▸ Task requirements
Answer these questions from the passage on the global economy below:
1. What does the passage call the powerful nation states?
2. What methodology does the book use?
3. In Ferguson's essay, where does capital alight after "hopping over" large swathes of space?

▸ Selected passage
------------------------------------------------
First, it is important to indicate that the global economy is not an even space of regular economic interactions but has lumpy nodes of multiple exchanges and thin areas where less exchange takes place. The powerful nation states are these lumpy nodes and from them economic transactions spring out and reach for, generally, other critical nodes. Thus, the even coverage of colour of a densely sown flowerbed might look like an even canvass but below the canopy there remain only discrete stalks descending into the soil below. Metaphorically, these stalks are the nation states, emerging from the everyday life of their citizens in a discrete locality of global capitalism, while the canopy is the apparently ephemeral space of the globalisation age, promising as it does comprehensive connectivity and inclusion for all. This book has no substantive business with the finer points of the globalisation debate (which can be reviewed in Bisley (2007)) or in studying the dizzying technologies and possibilities of the canopy, since the subject here is the soil below. The methodology of this book is empirical enquiry. It has a similar view to Ferguson's seminal essay 'Seeing Like an Oil Company' (2005), where he talks of capital 'hopping over' large swathes of space to alight only on lucrative hotspots of mineral extraction. Development finance does that too.
------------------------------------------------
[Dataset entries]

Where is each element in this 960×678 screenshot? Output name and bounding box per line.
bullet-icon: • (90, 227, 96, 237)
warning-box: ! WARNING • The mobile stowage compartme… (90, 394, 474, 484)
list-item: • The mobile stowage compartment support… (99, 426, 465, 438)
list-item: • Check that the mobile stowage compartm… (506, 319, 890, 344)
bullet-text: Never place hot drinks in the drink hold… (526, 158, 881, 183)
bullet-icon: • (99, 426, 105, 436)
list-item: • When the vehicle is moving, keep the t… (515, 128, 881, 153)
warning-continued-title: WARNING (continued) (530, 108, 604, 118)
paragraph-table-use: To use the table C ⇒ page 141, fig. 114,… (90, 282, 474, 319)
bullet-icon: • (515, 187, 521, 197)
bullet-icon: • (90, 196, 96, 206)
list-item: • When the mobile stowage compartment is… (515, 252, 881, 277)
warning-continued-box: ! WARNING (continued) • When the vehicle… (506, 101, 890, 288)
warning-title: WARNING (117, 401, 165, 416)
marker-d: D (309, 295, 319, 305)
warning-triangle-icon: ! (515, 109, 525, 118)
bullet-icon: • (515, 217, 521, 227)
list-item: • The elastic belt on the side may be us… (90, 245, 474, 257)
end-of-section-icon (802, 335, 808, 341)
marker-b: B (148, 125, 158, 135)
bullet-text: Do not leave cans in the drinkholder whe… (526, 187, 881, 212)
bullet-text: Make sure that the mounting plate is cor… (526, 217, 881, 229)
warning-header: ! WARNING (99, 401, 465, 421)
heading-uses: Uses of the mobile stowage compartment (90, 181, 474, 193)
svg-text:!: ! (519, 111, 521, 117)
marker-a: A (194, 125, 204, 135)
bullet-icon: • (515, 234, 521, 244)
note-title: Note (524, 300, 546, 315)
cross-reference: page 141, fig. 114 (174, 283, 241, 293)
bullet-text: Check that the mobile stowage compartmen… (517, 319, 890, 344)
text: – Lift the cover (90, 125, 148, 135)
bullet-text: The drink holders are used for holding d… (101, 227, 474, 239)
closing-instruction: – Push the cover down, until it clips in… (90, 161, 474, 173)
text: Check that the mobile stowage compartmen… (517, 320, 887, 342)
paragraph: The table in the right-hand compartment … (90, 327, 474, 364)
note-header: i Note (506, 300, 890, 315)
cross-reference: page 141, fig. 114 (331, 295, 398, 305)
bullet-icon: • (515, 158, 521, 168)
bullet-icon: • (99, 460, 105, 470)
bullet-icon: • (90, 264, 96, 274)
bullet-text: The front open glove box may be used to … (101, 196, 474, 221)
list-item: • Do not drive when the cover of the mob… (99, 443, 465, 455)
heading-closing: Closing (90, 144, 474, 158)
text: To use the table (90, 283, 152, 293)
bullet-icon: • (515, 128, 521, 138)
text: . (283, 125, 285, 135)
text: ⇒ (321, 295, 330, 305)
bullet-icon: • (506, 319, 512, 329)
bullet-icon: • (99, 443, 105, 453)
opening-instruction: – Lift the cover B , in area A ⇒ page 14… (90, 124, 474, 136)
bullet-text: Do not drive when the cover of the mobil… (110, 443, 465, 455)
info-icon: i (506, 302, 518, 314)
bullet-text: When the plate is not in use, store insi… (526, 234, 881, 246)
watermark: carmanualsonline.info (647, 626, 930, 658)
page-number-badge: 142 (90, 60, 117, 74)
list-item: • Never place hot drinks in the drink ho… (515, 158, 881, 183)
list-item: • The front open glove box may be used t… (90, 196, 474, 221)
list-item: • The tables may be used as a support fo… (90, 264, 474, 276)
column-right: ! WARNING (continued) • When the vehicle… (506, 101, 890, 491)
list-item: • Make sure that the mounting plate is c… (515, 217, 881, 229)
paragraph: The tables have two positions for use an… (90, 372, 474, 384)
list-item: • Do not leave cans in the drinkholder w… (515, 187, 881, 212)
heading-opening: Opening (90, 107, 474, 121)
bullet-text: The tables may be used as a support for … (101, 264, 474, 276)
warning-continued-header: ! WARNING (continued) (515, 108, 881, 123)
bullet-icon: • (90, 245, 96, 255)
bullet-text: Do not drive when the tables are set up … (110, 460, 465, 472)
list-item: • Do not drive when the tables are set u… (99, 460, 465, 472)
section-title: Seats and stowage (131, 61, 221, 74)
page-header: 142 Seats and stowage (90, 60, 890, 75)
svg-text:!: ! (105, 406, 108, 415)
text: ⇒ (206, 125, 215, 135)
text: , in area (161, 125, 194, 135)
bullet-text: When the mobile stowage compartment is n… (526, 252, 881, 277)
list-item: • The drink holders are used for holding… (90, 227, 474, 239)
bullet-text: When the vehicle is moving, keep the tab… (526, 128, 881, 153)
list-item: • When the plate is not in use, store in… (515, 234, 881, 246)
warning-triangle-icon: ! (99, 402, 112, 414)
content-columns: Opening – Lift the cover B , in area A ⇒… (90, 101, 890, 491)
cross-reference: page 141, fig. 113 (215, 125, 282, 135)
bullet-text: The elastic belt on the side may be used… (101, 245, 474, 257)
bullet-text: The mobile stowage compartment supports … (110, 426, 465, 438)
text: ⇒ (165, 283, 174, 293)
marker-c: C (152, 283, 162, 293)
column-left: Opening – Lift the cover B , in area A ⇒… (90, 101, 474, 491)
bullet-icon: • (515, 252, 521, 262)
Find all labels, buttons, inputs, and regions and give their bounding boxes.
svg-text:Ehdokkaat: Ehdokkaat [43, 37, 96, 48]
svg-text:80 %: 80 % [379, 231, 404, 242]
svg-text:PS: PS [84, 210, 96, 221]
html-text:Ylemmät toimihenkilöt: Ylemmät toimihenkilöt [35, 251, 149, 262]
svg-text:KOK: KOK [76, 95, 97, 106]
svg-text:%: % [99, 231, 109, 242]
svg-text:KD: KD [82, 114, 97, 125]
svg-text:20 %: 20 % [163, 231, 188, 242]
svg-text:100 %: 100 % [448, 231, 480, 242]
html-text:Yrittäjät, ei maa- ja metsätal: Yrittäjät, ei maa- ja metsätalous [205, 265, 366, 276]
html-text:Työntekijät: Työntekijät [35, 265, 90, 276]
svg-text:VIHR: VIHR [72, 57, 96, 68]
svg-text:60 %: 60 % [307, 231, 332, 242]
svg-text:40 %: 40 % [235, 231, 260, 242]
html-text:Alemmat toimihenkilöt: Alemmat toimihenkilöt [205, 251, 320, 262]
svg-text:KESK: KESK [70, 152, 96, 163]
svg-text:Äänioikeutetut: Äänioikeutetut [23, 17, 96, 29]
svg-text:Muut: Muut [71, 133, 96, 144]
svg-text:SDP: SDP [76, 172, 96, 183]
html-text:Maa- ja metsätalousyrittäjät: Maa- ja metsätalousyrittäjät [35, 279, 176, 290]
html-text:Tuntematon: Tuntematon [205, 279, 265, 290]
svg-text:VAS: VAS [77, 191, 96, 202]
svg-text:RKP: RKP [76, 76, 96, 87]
------------------------------------------------
▸ Written reply
1. The lumpy nodes of the global economy.
2. Empirical enquiry.
3. Only on lucrative hotspots of mineral extraction.